(Figure contents as structured data)
┌──

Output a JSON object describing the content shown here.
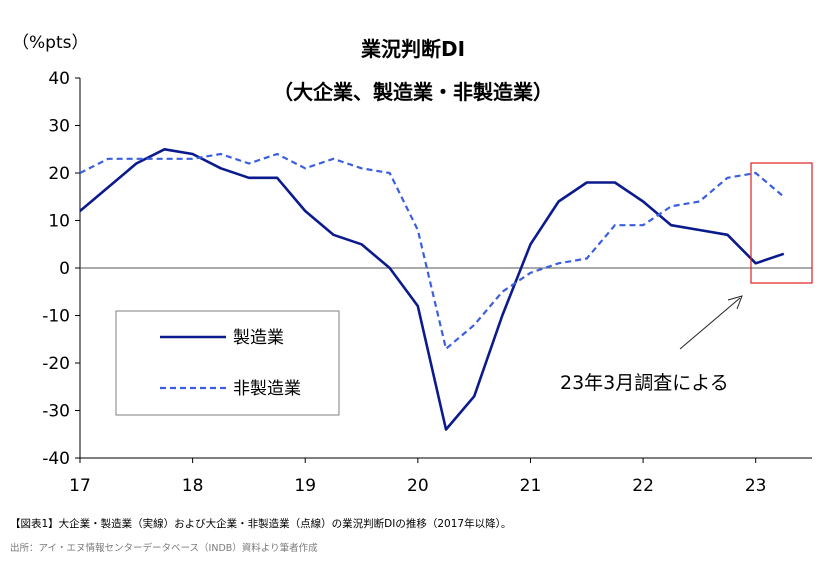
{
  "chart_data": {
    "type": "line",
    "title": "業況判断DI",
    "subtitle": "（大企業、製造業・非製造業）",
    "ylabel": "（%pts）",
    "xlabel": "",
    "ylim": [
      -40,
      40
    ],
    "yticks": [
      40,
      30,
      20,
      10,
      0,
      -10,
      -20,
      -30,
      -40
    ],
    "xlim": [
      2017,
      2023.5
    ],
    "xticks": [
      "17",
      "18",
      "19",
      "20",
      "21",
      "22",
      "23"
    ],
    "grid": false,
    "legend": "lower-left",
    "series": [
      {
        "name": "製造業",
        "style": "solid",
        "color": "#0b1a8c",
        "x": [
          2017,
          2017.25,
          2017.5,
          2017.75,
          2018,
          2018.25,
          2018.5,
          2018.75,
          2019,
          2019.25,
          2019.5,
          2019.75,
          2020,
          2020.25,
          2020.5,
          2020.75,
          2021,
          2021.25,
          2021.5,
          2021.75,
          2022,
          2022.25,
          2022.5,
          2022.75,
          2023,
          2023.25
        ],
        "values": [
          12,
          17,
          22,
          25,
          24,
          21,
          19,
          19,
          12,
          7,
          5,
          0,
          -8,
          -34,
          -27,
          -10,
          5,
          14,
          18,
          18,
          14,
          9,
          8,
          7,
          1,
          3
        ]
      },
      {
        "name": "非製造業",
        "style": "dashed",
        "color": "#3b5fe0",
        "x": [
          2017,
          2017.25,
          2017.5,
          2017.75,
          2018,
          2018.25,
          2018.5,
          2018.75,
          2019,
          2019.25,
          2019.5,
          2019.75,
          2020,
          2020.25,
          2020.5,
          2020.75,
          2021,
          2021.25,
          2021.5,
          2021.75,
          2022,
          2022.25,
          2022.5,
          2022.75,
          2023,
          2023.25
        ],
        "values": [
          20,
          23,
          23,
          23,
          23,
          24,
          22,
          24,
          21,
          23,
          21,
          20,
          8,
          -17,
          -12,
          -5,
          -1,
          1,
          2,
          9,
          9,
          13,
          14,
          19,
          20,
          15
        ]
      }
    ],
    "annotations": [
      {
        "text": "23年3月調査による",
        "highlight": "red-box"
      }
    ],
    "highlight_color": "#e02020"
  },
  "caption": "【図表1】大企業・製造業（実線）および大企業・非製造業（点線）の業況判断DIの推移（2017年以降）。",
  "source": "出所：アイ・エヌ情報センターデータベース（INDB）資料より筆者作成"
}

└──

TASK STATEMENT: Each line of the data should be quoted exactly, with pictures left out.

ANSWER TO THE PROBLEM:
Output a JSON object describing the content shown here.
{
  "chart_data": {
    "type": "line",
    "title": "業況判断DI",
    "subtitle": "（大企業、製造業・非製造業）",
    "ylabel": "（%pts）",
    "xlabel": "",
    "ylim": [
      -40,
      40
    ],
    "yticks": [
      40,
      30,
      20,
      10,
      0,
      -10,
      -20,
      -30,
      -40
    ],
    "xlim": [
      2017,
      2023.5
    ],
    "xticks": [
      "17",
      "18",
      "19",
      "20",
      "21",
      "22",
      "23"
    ],
    "grid": false,
    "legend": "lower-left",
    "series": [
      {
        "name": "製造業",
        "style": "solid",
        "color": "#0b1a8c",
        "x": [
          2017,
          2017.25,
          2017.5,
          2017.75,
          2018,
          2018.25,
          2018.5,
          2018.75,
          2019,
          2019.25,
          2019.5,
          2019.75,
          2020,
          2020.25,
          2020.5,
          2020.75,
          2021,
          2021.25,
          2021.5,
          2021.75,
          2022,
          2022.25,
          2022.5,
          2022.75,
          2023,
          2023.25
        ],
        "values": [
          12,
          17,
          22,
          25,
          24,
          21,
          19,
          19,
          12,
          7,
          5,
          0,
          -8,
          -34,
          -27,
          -10,
          5,
          14,
          18,
          18,
          14,
          9,
          8,
          7,
          1,
          3
        ]
      },
      {
        "name": "非製造業",
        "style": "dashed",
        "color": "#3b5fe0",
        "x": [
          2017,
          2017.25,
          2017.5,
          2017.75,
          2018,
          2018.25,
          2018.5,
          2018.75,
          2019,
          2019.25,
          2019.5,
          2019.75,
          2020,
          2020.25,
          2020.5,
          2020.75,
          2021,
          2021.25,
          2021.5,
          2021.75,
          2022,
          2022.25,
          2022.5,
          2022.75,
          2023,
          2023.25
        ],
        "values": [
          20,
          23,
          23,
          23,
          23,
          24,
          22,
          24,
          21,
          23,
          21,
          20,
          8,
          -17,
          -12,
          -5,
          -1,
          1,
          2,
          9,
          9,
          13,
          14,
          19,
          20,
          15
        ]
      }
    ],
    "annotations": [
      {
        "text": "23年3月調査による",
        "highlight": "red-box"
      }
    ],
    "highlight_color": "#e02020"
  },
  "caption": "【図表1】大企業・製造業（実線）および大企業・非製造業（点線）の業況判断DIの推移（2017年以降）。",
  "source": "出所：アイ・エヌ情報センターデータベース（INDB）資料より筆者作成"
}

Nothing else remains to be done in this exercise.